#### [Dataset extract]
⁂
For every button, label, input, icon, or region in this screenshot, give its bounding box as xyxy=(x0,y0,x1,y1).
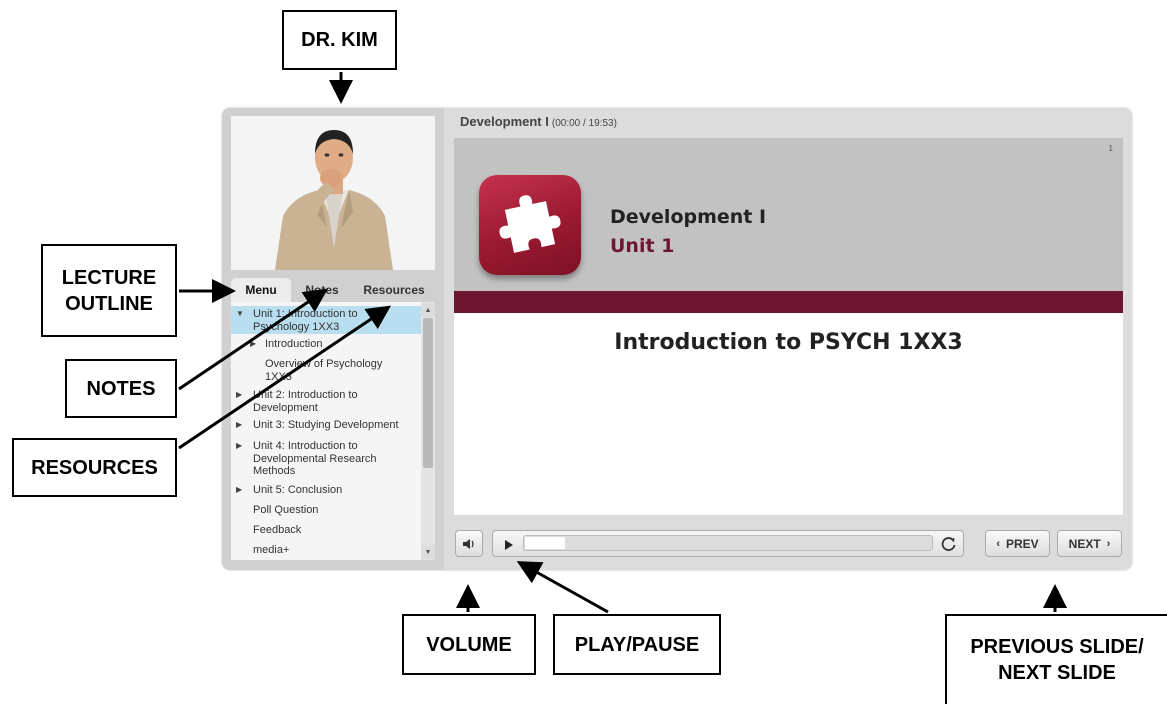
slide-accent-band xyxy=(454,291,1123,313)
collapsed-arrow-icon: ▶ xyxy=(250,339,257,348)
prev-button[interactable]: ‹ PREV xyxy=(985,530,1050,557)
callout-notes: NOTES xyxy=(65,359,177,418)
volume-button[interactable] xyxy=(455,530,483,557)
outline-item-label: Unit 1: Introduction to xyxy=(253,308,358,320)
outline-item-overview[interactable]: Overview of Psychology 1XX3 xyxy=(231,356,421,384)
outline-item-label: Methods xyxy=(253,465,296,477)
callout-play-pause-text: PLAY/PAUSE xyxy=(574,633,700,656)
outline-item-label: Unit 3: Studying Development xyxy=(253,419,399,431)
slide-number: 1 xyxy=(1108,144,1113,153)
scroll-down-icon[interactable]: ▼ xyxy=(421,545,435,559)
slide-stage: 1 Development I Unit 1 Introduction to P… xyxy=(454,138,1123,515)
outline-item-label: Feedback xyxy=(253,524,302,536)
next-button[interactable]: NEXT › xyxy=(1057,530,1122,557)
arrow-to-play xyxy=(516,561,609,614)
outline-item-poll-question[interactable]: Poll Question xyxy=(231,502,421,518)
outline-item-media-plus[interactable]: media+ xyxy=(231,542,421,558)
outline-scroll-thumb[interactable] xyxy=(423,318,433,468)
slide-title: Development I xyxy=(610,206,767,228)
outline-item-label: Poll Question xyxy=(253,504,319,516)
replay-icon[interactable] xyxy=(940,535,958,553)
outline-item-label: Unit 5: Conclusion xyxy=(253,484,343,496)
lecture-outline: ▼ Unit 1: Introduction to Psychology 1XX… xyxy=(231,302,421,560)
tab-resources[interactable]: Resources xyxy=(356,278,432,302)
video-time: (00:00 / 19:53) xyxy=(551,118,617,129)
collapsed-arrow-icon: ▶ xyxy=(236,485,243,494)
callout-outline-line1: LECTURE xyxy=(61,266,157,289)
presenter-figure xyxy=(275,130,393,270)
slide-heading: Introduction to PSYCH 1XX3 xyxy=(614,330,963,355)
tab-notes[interactable]: Notes xyxy=(293,278,351,302)
tab-menu[interactable]: Menu xyxy=(231,278,291,302)
outline-item-label: Psychology 1XX3 xyxy=(253,320,340,333)
outline-item-unit-1[interactable]: ▼ Unit 1: Introduction to Psychology 1XX… xyxy=(231,306,421,334)
callout-outline-line2: OUTLINE xyxy=(65,292,153,315)
outline-item-label: Unit 4: Introduction to xyxy=(253,440,358,452)
collapsed-arrow-icon: ▶ xyxy=(236,390,243,399)
outline-item-label: Overview of Psychology xyxy=(265,358,383,370)
presenter-photo xyxy=(231,116,435,270)
chevron-right-icon: › xyxy=(1106,537,1111,550)
collapsed-arrow-icon: ▶ xyxy=(236,441,243,450)
video-title: Development I (00:00 / 19:53) xyxy=(460,114,617,129)
speaker-icon xyxy=(463,538,474,549)
outline-item-unit-3[interactable]: ▶ Unit 3: Studying Development xyxy=(231,417,421,433)
outline-item-label: Unit 2: Introduction to xyxy=(253,389,358,401)
outline-item-label: Development xyxy=(253,401,318,414)
callout-resources: RESOURCES xyxy=(12,438,177,497)
collapsed-arrow-icon: ▶ xyxy=(236,420,243,429)
callout-presenter: DR. KIM xyxy=(282,10,397,70)
outline-item-label: Developmental Research xyxy=(253,452,377,465)
outline-item-unit-2[interactable]: ▶ Unit 2: Introduction to Development xyxy=(231,387,421,415)
progress-track[interactable] xyxy=(523,535,933,551)
play-icon xyxy=(505,540,513,550)
callout-prev-next-line1: PREVIOUS SLIDE/ xyxy=(970,636,1144,658)
outline-item-label: Introduction xyxy=(265,338,323,350)
play-button[interactable] xyxy=(504,538,514,550)
progress-fill xyxy=(525,537,565,549)
chevron-left-icon: ‹ xyxy=(996,537,1000,550)
scroll-up-icon[interactable]: ▲ xyxy=(421,303,435,317)
callout-lecture-outline: LECTURE OUTLINE xyxy=(41,244,177,337)
callout-presenter-text: DR. KIM xyxy=(301,29,378,51)
prev-label: PREV xyxy=(1005,536,1039,551)
outline-item-label: media+ xyxy=(253,544,290,556)
outline-item-feedback[interactable]: Feedback xyxy=(231,522,421,538)
next-label: NEXT xyxy=(1068,536,1101,551)
callout-notes-text: NOTES xyxy=(86,377,156,400)
outline-item-unit-5[interactable]: ▶ Unit 5: Conclusion xyxy=(231,482,421,498)
outline-item-unit-4[interactable]: ▶ Unit 4: Introduction to Developmental … xyxy=(231,438,421,478)
slide-subtitle: Unit 1 xyxy=(610,235,675,257)
callout-resources-text: RESOURCES xyxy=(31,456,158,479)
callout-prev-next: PREVIOUS SLIDE/ NEXT SLIDE xyxy=(945,614,1167,704)
callout-play-pause: PLAY/PAUSE xyxy=(553,614,721,675)
puzzle-piece-icon xyxy=(479,175,581,275)
expanded-arrow-icon: ▼ xyxy=(236,309,244,318)
outline-item-introduction[interactable]: ▶ Introduction xyxy=(231,336,421,352)
callout-prev-next-line2: NEXT SLIDE xyxy=(998,662,1116,684)
callout-volume-text: VOLUME xyxy=(426,633,512,656)
callout-volume: VOLUME xyxy=(402,614,536,675)
outline-item-label: 1XX3 xyxy=(265,370,292,383)
video-title-text: Development I xyxy=(460,114,549,129)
⁂
How many lines of the records above contain the string "Conclusion"? Reply with the number alone.

#### [Response]
2